__Aim__
Restate the material word for word and leave out anything that is a picture.
——
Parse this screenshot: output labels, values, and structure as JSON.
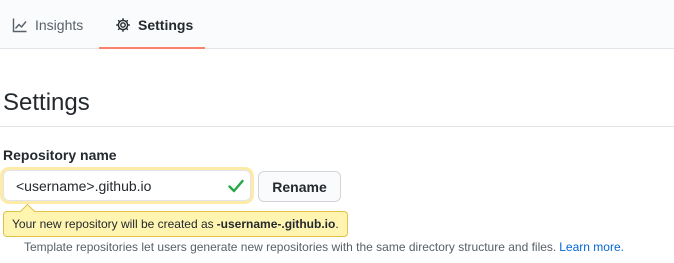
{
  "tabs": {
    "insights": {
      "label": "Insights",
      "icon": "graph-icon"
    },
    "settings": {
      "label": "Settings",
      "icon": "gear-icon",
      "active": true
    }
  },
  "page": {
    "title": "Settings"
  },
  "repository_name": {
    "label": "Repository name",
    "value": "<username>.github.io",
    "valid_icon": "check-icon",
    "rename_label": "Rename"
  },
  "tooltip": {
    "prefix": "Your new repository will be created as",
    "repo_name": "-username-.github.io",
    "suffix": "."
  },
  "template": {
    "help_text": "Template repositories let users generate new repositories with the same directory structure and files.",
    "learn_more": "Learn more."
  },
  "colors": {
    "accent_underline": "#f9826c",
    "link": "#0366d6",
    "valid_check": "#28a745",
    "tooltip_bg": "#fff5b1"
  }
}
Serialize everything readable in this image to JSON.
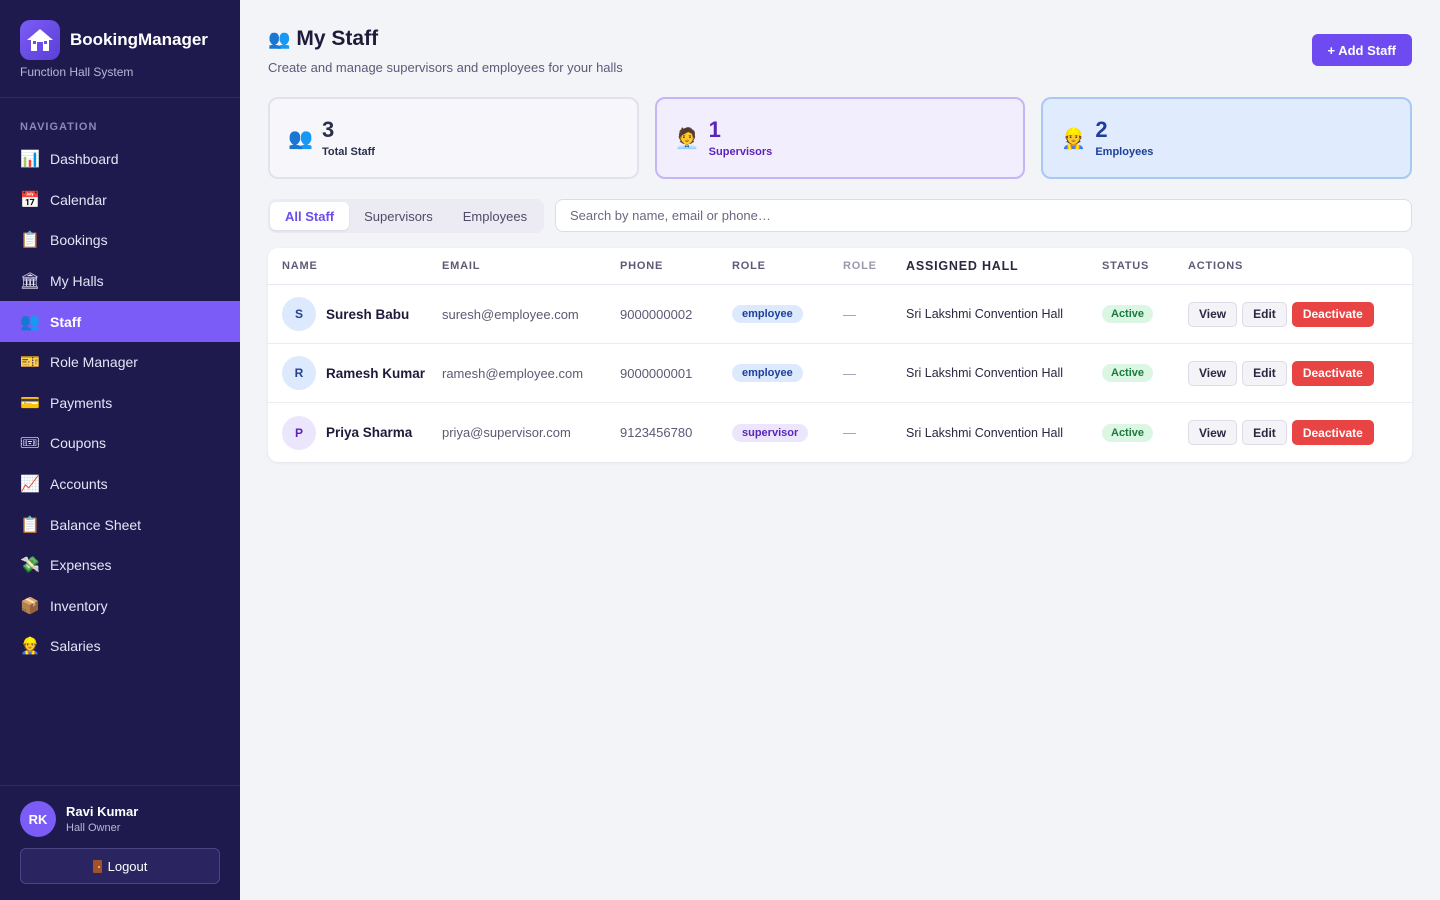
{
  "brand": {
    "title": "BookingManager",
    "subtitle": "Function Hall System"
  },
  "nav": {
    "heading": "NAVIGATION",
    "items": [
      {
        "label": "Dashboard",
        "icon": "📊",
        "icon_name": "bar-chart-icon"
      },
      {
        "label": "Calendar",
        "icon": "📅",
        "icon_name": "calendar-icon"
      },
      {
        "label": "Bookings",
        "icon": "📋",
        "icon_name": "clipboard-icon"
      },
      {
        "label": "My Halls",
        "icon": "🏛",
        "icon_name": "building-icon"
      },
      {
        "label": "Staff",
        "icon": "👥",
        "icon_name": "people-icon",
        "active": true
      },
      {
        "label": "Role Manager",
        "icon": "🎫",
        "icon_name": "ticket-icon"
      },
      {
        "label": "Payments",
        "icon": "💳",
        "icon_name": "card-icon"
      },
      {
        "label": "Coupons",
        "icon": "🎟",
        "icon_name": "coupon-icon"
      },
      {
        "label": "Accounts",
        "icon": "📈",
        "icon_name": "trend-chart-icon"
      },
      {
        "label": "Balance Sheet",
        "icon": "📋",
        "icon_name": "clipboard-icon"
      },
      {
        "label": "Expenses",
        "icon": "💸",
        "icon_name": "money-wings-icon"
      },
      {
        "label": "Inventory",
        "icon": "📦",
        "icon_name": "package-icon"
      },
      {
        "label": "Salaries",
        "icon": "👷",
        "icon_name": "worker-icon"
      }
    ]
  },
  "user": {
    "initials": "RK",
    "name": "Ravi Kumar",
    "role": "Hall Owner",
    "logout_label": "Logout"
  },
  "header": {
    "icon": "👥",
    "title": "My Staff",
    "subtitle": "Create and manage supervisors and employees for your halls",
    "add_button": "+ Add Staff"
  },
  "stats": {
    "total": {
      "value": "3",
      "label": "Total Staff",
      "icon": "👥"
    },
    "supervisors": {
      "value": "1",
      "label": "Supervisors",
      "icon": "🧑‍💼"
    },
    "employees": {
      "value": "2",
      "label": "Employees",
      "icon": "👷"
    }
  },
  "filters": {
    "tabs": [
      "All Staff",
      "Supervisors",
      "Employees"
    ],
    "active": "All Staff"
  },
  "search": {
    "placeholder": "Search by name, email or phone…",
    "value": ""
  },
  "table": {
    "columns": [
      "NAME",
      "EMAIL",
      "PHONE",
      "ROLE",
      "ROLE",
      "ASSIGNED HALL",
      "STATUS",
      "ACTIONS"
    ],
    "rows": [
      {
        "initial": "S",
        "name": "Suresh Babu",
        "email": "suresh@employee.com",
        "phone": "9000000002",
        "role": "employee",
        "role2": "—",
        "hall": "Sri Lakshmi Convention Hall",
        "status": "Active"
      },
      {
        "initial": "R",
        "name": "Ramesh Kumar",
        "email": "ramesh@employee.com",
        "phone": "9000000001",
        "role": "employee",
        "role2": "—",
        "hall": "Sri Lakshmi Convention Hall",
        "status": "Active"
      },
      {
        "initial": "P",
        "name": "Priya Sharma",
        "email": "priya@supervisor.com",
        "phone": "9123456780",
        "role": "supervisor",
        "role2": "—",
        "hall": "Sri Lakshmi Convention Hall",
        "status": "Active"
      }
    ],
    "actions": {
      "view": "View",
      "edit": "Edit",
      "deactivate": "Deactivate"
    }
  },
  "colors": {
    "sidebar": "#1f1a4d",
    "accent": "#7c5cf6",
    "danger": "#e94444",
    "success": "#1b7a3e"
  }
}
——
__Exercise solution__
Parse this screenshot: output labels, values, and structure as JSON.
{
  "tabs": {
    "insights": {
      "label": "Insights",
      "icon": "graph-icon"
    },
    "settings": {
      "label": "Settings",
      "icon": "gear-icon",
      "active": true
    }
  },
  "page": {
    "title": "Settings"
  },
  "repository_name": {
    "label": "Repository name",
    "value": "<username>.github.io",
    "valid_icon": "check-icon",
    "rename_label": "Rename"
  },
  "tooltip": {
    "prefix": "Your new repository will be created as",
    "repo_name": "-username-.github.io",
    "suffix": "."
  },
  "template": {
    "help_text": "Template repositories let users generate new repositories with the same directory structure and files.",
    "learn_more": "Learn more."
  },
  "colors": {
    "accent_underline": "#f9826c",
    "link": "#0366d6",
    "valid_check": "#28a745",
    "tooltip_bg": "#fff5b1"
  }
}
Serialize everything readable in this image to JSON.
{
  "brand": {
    "title": "BookingManager",
    "subtitle": "Function Hall System"
  },
  "nav": {
    "heading": "NAVIGATION",
    "items": [
      {
        "label": "Dashboard",
        "icon": "📊",
        "icon_name": "bar-chart-icon"
      },
      {
        "label": "Calendar",
        "icon": "📅",
        "icon_name": "calendar-icon"
      },
      {
        "label": "Bookings",
        "icon": "📋",
        "icon_name": "clipboard-icon"
      },
      {
        "label": "My Halls",
        "icon": "🏛",
        "icon_name": "building-icon"
      },
      {
        "label": "Staff",
        "icon": "👥",
        "icon_name": "people-icon",
        "active": true
      },
      {
        "label": "Role Manager",
        "icon": "🎫",
        "icon_name": "ticket-icon"
      },
      {
        "label": "Payments",
        "icon": "💳",
        "icon_name": "card-icon"
      },
      {
        "label": "Coupons",
        "icon": "🎟",
        "icon_name": "coupon-icon"
      },
      {
        "label": "Accounts",
        "icon": "📈",
        "icon_name": "trend-chart-icon"
      },
      {
        "label": "Balance Sheet",
        "icon": "📋",
        "icon_name": "clipboard-icon"
      },
      {
        "label": "Expenses",
        "icon": "💸",
        "icon_name": "money-wings-icon"
      },
      {
        "label": "Inventory",
        "icon": "📦",
        "icon_name": "package-icon"
      },
      {
        "label": "Salaries",
        "icon": "👷",
        "icon_name": "worker-icon"
      }
    ]
  },
  "user": {
    "initials": "RK",
    "name": "Ravi Kumar",
    "role": "Hall Owner",
    "logout_label": "Logout"
  },
  "header": {
    "icon": "👥",
    "title": "My Staff",
    "subtitle": "Create and manage supervisors and employees for your halls",
    "add_button": "+ Add Staff"
  },
  "stats": {
    "total": {
      "value": "3",
      "label": "Total Staff",
      "icon": "👥"
    },
    "supervisors": {
      "value": "1",
      "label": "Supervisors",
      "icon": "🧑‍💼"
    },
    "employees": {
      "value": "2",
      "label": "Employees",
      "icon": "👷"
    }
  },
  "filters": {
    "tabs": [
      "All Staff",
      "Supervisors",
      "Employees"
    ],
    "active": "All Staff"
  },
  "search": {
    "placeholder": "Search by name, email or phone…",
    "value": ""
  },
  "table": {
    "columns": [
      "NAME",
      "EMAIL",
      "PHONE",
      "ROLE",
      "ROLE",
      "ASSIGNED HALL",
      "STATUS",
      "ACTIONS"
    ],
    "rows": [
      {
        "initial": "S",
        "name": "Suresh Babu",
        "email": "suresh@employee.com",
        "phone": "9000000002",
        "role": "employee",
        "role2": "—",
        "hall": "Sri Lakshmi Convention Hall",
        "status": "Active"
      },
      {
        "initial": "R",
        "name": "Ramesh Kumar",
        "email": "ramesh@employee.com",
        "phone": "9000000001",
        "role": "employee",
        "role2": "—",
        "hall": "Sri Lakshmi Convention Hall",
        "status": "Active"
      },
      {
        "initial": "P",
        "name": "Priya Sharma",
        "email": "priya@supervisor.com",
        "phone": "9123456780",
        "role": "supervisor",
        "role2": "—",
        "hall": "Sri Lakshmi Convention Hall",
        "status": "Active"
      }
    ],
    "actions": {
      "view": "View",
      "edit": "Edit",
      "deactivate": "Deactivate"
    }
  },
  "colors": {
    "sidebar": "#1f1a4d",
    "accent": "#7c5cf6",
    "danger": "#e94444",
    "success": "#1b7a3e"
  }
}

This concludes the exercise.